▸ Short problem: Here are some entries; quote each one exactly.

▸ A run of records:
· · · · ·

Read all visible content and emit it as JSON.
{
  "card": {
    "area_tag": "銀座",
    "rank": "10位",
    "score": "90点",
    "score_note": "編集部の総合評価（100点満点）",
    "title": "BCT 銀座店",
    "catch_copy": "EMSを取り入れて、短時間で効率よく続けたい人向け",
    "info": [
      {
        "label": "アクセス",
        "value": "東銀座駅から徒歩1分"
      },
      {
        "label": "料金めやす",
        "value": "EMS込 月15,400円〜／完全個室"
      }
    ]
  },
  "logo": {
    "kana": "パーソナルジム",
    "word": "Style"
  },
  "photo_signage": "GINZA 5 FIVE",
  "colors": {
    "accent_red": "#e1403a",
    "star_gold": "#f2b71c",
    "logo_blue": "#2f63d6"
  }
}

· · · · ·

▸ Problem solution:
Read all visible content and emit it as JSON.
{
  "card": {
    "area_tag": "銀座",
    "rank": "10位",
    "score": "90点",
    "score_note": "編集部の総合評価（100点満点）",
    "title": "BCT 銀座店",
    "catch_copy": "EMSを取り入れて、短時間で効率よく続けたい人向け",
    "info": [
      {
        "label": "アクセス",
        "value": "東銀座駅から徒歩1分"
      },
      {
        "label": "料金めやす",
        "value": "EMS込 月15,400円〜／完全個室"
      }
    ]
  },
  "logo": {
    "kana": "パーソナルジム",
    "word": "Style"
  },
  "photo_signage": "GINZA 5 FIVE",
  "colors": {
    "accent_red": "#e1403a",
    "star_gold": "#f2b71c",
    "logo_blue": "#2f63d6"
  }
}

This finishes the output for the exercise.